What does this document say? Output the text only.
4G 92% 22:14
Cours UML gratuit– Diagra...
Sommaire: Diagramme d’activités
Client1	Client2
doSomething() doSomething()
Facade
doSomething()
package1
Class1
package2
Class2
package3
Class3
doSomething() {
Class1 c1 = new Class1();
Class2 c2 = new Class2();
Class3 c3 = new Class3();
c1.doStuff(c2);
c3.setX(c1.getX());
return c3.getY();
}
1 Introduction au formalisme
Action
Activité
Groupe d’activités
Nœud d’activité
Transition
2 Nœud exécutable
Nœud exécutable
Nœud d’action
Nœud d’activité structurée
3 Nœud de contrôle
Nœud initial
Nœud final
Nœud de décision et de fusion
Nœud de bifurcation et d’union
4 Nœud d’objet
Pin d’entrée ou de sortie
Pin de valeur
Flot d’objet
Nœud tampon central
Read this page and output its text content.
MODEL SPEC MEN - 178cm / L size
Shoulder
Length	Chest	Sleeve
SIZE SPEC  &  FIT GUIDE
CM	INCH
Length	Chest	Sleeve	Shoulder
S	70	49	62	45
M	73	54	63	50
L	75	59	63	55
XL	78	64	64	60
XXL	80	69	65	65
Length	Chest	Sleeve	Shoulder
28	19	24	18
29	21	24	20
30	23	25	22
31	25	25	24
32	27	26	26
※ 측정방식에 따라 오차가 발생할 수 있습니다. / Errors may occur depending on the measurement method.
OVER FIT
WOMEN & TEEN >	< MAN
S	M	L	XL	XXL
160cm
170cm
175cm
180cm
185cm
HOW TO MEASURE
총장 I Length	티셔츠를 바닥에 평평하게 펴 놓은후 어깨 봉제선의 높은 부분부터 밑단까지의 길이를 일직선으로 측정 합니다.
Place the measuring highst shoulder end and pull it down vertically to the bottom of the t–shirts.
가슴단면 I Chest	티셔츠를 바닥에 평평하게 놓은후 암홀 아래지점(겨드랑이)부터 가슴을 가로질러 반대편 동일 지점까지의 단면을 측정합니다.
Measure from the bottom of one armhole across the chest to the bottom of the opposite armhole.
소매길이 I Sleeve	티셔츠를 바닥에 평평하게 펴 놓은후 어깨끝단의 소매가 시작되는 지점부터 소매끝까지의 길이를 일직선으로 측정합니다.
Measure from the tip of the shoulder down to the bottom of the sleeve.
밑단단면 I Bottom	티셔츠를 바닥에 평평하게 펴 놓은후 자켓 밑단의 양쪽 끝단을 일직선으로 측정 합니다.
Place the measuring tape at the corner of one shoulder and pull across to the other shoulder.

* _Given instruction_: Pull every line containing "측정합니다" from the data.

* _Solution below_:
가슴단면 I Chest	티셔츠를 바닥에 평평하게 놓은후 암홀 아래지점(겨드랑이)부터 가슴을 가로질러 반대편 동일 지점까지의 단면을 측정합니다.
소매길이 I Sleeve	티셔츠를 바닥에 평평하게 펴 놓은후 어깨끝단의 소매가 시작되는 지점부터 소매끝까지의 길이를 일직선으로 측정합니다.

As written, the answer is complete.